** Your objective **
Tell how many lines have the string "Auxiliary" in them, and write nothing besides the number.

Lines of data:

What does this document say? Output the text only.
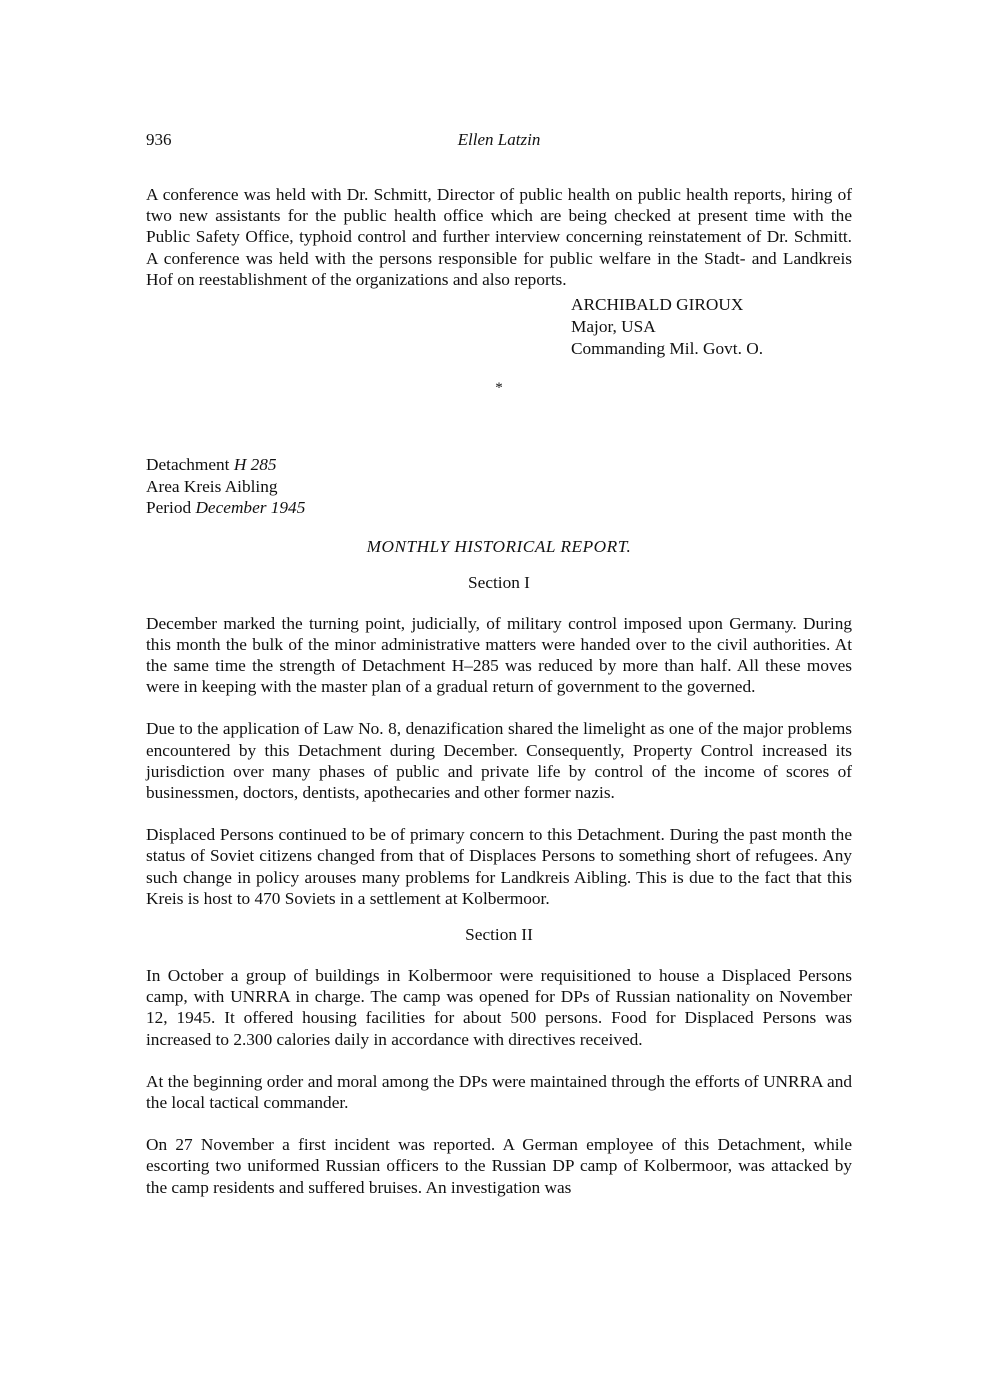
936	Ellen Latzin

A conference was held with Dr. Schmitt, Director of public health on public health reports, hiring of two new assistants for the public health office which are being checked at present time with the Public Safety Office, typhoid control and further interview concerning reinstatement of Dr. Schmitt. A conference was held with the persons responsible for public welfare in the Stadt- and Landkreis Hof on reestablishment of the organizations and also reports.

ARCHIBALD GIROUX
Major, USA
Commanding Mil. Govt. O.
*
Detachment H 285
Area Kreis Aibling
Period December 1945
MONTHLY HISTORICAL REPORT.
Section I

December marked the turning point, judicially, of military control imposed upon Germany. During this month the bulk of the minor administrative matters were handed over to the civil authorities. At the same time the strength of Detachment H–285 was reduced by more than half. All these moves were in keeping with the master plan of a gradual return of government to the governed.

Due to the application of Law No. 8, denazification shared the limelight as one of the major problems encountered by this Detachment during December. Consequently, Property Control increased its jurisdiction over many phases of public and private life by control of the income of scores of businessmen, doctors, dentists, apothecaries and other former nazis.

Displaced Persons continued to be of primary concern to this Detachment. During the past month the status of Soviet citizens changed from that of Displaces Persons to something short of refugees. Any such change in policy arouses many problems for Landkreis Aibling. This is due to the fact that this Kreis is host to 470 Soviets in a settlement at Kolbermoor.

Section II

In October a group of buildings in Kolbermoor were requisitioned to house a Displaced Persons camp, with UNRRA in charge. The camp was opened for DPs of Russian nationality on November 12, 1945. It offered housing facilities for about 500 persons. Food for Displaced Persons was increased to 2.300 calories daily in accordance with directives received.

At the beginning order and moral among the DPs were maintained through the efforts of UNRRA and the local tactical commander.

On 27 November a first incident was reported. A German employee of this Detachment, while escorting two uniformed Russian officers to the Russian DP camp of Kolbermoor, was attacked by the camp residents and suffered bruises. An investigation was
---
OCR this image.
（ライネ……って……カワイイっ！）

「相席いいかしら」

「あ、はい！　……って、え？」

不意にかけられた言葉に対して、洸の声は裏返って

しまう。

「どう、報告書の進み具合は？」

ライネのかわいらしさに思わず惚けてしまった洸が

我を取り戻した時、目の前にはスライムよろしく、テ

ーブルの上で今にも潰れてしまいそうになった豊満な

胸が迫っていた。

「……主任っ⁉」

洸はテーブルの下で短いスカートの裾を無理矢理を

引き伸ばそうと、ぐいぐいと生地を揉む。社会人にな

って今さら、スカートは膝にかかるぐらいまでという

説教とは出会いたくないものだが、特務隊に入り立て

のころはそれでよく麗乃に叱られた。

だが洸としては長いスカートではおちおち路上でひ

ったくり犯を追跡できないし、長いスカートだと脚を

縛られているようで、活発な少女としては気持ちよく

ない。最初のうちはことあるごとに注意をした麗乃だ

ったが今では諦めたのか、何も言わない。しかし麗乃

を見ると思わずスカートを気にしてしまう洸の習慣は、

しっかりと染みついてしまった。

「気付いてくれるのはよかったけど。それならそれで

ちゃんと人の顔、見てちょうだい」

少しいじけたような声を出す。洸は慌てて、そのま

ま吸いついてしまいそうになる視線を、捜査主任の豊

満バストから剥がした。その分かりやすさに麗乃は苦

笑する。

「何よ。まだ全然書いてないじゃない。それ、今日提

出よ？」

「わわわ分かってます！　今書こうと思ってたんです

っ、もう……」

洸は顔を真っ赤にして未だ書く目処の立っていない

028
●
...
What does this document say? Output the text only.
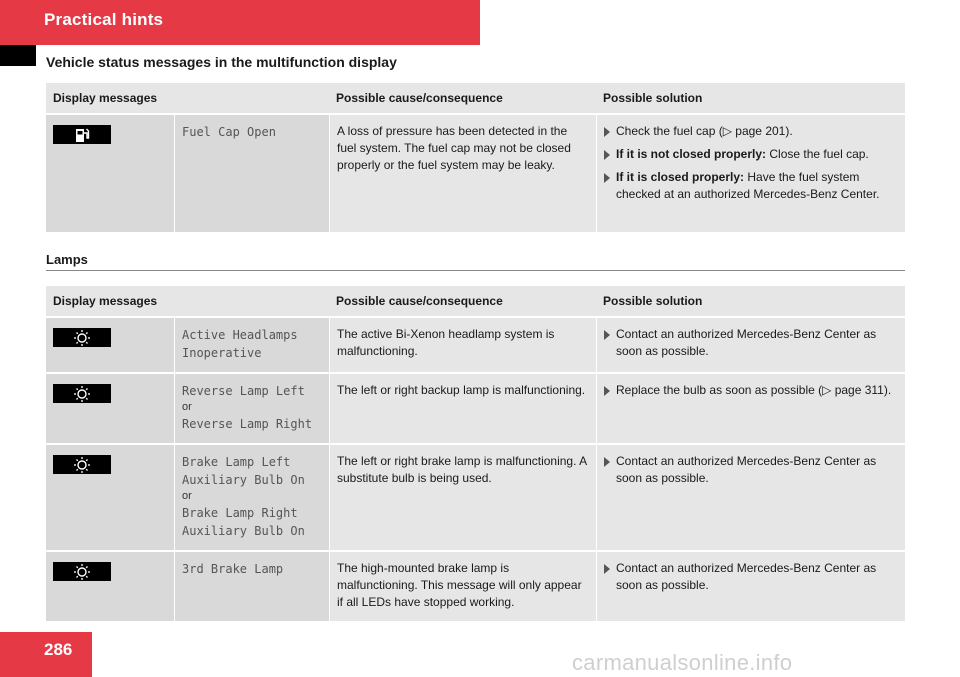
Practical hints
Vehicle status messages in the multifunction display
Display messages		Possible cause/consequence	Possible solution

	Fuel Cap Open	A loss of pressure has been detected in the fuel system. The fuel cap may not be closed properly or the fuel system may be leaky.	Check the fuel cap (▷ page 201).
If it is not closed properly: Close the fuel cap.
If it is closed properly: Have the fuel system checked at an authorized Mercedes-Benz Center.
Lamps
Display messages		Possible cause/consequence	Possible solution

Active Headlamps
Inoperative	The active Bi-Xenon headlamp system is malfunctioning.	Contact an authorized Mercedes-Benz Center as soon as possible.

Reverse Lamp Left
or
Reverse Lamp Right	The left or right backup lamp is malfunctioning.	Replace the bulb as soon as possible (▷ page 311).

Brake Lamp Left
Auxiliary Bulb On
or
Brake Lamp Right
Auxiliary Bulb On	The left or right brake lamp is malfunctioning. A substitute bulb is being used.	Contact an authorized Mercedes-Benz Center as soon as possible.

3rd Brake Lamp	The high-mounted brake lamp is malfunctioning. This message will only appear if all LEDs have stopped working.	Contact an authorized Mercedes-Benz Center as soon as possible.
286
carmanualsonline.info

** Result **
2